Raw records →

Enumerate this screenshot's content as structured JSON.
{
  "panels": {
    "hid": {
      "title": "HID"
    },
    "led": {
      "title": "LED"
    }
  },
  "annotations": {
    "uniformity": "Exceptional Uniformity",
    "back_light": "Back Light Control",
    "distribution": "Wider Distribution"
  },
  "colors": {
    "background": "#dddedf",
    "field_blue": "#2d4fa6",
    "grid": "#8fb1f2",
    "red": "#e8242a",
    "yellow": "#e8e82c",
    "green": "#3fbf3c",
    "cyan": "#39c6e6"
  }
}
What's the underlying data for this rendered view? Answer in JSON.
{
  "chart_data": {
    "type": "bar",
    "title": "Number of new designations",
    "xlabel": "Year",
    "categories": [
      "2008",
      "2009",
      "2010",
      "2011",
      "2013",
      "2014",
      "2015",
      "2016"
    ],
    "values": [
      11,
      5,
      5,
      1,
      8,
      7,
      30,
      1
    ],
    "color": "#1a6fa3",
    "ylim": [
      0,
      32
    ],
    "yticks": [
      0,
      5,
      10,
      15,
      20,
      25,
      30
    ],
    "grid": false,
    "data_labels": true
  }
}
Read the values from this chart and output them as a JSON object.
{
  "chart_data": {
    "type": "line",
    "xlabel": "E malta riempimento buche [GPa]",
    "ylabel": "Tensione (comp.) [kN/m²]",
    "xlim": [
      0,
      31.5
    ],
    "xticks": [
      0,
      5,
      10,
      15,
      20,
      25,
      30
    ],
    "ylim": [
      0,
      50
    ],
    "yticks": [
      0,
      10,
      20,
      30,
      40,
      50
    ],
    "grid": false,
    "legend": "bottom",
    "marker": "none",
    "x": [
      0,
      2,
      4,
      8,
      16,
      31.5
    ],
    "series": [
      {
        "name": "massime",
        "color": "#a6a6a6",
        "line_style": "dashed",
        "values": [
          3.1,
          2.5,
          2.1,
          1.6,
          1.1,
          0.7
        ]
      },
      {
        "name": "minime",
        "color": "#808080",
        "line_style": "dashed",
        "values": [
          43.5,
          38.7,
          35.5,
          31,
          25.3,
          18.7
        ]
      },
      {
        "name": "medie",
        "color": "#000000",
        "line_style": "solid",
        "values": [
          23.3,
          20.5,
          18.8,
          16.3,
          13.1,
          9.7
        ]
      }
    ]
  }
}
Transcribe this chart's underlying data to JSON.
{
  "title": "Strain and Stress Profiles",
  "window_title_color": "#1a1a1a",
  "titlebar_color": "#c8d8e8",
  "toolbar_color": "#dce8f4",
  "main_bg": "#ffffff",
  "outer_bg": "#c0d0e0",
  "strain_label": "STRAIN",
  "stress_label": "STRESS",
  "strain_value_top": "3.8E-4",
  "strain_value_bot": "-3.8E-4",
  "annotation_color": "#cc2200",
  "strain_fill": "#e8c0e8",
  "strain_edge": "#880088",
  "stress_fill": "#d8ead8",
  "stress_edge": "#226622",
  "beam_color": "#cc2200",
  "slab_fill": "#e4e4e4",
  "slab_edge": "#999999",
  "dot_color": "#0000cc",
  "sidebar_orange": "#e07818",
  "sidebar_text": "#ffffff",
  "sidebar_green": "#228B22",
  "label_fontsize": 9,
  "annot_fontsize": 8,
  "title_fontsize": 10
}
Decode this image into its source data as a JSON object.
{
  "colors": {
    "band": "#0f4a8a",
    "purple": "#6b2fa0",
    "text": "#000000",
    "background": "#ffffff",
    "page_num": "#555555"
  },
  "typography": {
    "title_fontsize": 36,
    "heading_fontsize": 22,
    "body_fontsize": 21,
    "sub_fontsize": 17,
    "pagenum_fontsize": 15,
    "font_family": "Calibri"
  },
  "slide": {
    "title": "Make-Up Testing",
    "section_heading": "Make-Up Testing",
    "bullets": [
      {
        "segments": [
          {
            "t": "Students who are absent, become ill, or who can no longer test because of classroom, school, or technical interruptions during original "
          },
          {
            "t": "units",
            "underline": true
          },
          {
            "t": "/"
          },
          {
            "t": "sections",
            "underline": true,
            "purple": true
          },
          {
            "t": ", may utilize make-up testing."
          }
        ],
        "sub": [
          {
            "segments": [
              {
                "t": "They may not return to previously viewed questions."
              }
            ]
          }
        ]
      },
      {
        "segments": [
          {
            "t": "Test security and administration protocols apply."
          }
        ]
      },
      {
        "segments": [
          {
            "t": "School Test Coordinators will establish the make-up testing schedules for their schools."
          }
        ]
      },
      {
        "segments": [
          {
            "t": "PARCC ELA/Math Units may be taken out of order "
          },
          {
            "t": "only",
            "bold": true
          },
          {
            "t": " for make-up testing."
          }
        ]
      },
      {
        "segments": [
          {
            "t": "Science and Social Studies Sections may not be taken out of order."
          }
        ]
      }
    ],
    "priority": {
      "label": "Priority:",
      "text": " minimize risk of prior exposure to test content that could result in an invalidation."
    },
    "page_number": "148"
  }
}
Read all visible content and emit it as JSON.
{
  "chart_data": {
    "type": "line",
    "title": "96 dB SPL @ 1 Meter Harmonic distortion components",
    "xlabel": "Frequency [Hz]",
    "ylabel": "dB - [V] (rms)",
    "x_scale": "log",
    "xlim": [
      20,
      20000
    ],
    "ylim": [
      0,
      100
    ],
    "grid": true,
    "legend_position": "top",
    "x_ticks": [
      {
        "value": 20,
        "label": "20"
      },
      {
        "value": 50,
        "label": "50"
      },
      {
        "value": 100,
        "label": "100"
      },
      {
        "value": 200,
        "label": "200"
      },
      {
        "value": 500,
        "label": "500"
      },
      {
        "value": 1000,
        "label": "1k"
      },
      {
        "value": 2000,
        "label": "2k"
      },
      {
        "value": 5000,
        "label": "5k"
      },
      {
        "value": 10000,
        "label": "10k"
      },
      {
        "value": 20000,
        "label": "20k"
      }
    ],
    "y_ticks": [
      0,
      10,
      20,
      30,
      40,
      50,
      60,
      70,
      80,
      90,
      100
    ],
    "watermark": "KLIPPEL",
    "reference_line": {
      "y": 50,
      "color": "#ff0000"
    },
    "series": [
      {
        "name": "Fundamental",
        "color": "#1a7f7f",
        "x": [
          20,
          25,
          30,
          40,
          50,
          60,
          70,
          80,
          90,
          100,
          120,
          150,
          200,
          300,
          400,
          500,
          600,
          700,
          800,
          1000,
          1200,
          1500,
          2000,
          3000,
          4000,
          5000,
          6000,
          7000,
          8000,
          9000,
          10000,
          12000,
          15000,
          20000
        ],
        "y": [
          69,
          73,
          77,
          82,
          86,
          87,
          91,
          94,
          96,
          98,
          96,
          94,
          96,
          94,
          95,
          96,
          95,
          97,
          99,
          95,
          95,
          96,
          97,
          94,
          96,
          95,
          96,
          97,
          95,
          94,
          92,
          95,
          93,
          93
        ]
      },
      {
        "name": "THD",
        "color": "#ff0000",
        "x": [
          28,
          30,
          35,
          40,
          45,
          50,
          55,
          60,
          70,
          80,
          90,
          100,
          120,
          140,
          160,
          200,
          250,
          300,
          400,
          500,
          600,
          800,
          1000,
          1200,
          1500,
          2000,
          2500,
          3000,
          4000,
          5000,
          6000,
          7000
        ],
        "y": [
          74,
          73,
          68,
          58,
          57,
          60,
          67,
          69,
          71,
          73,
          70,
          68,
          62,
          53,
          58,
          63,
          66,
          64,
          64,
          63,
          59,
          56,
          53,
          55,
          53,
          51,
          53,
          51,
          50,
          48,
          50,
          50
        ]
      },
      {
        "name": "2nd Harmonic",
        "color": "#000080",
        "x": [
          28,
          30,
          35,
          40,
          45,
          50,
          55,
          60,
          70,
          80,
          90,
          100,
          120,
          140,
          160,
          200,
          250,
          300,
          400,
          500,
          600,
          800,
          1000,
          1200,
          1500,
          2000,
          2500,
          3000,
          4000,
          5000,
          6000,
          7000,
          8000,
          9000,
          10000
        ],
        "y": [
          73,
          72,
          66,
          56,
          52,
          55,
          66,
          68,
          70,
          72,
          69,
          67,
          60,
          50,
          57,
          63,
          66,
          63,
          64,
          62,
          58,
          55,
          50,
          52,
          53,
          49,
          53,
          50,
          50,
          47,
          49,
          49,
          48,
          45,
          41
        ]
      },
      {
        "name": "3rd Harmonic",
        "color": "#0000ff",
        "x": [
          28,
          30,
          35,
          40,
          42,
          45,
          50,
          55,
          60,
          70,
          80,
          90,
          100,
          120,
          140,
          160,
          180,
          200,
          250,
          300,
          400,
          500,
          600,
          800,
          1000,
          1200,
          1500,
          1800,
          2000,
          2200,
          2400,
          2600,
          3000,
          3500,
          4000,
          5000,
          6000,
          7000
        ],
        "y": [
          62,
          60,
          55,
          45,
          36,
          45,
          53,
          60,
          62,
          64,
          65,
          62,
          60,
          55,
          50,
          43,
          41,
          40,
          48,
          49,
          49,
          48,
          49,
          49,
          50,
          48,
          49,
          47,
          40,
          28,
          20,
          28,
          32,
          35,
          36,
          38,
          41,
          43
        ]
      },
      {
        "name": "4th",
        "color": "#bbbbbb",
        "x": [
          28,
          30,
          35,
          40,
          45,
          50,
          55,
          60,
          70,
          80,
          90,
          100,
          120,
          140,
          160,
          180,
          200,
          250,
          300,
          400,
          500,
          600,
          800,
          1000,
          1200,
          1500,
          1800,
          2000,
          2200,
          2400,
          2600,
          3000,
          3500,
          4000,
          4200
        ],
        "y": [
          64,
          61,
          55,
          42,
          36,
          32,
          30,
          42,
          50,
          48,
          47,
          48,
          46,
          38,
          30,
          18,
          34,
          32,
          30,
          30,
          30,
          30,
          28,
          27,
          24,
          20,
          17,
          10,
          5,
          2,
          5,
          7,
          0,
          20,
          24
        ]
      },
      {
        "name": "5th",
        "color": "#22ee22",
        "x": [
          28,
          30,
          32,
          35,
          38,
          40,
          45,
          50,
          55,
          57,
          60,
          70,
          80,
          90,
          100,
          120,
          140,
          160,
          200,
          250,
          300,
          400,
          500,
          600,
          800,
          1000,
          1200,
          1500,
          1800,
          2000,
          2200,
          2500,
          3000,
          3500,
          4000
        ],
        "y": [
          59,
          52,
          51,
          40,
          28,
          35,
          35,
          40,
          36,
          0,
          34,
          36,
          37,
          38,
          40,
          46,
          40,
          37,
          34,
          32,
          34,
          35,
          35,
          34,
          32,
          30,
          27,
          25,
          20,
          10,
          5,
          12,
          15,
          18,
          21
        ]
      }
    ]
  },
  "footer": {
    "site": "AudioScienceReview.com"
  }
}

Task objective → Gather each line in the data that holds the string "grid".

Solved problem →
    "grid": "#8fb1f2",
    "grid": false,
    "grid": false,
    "grid": true,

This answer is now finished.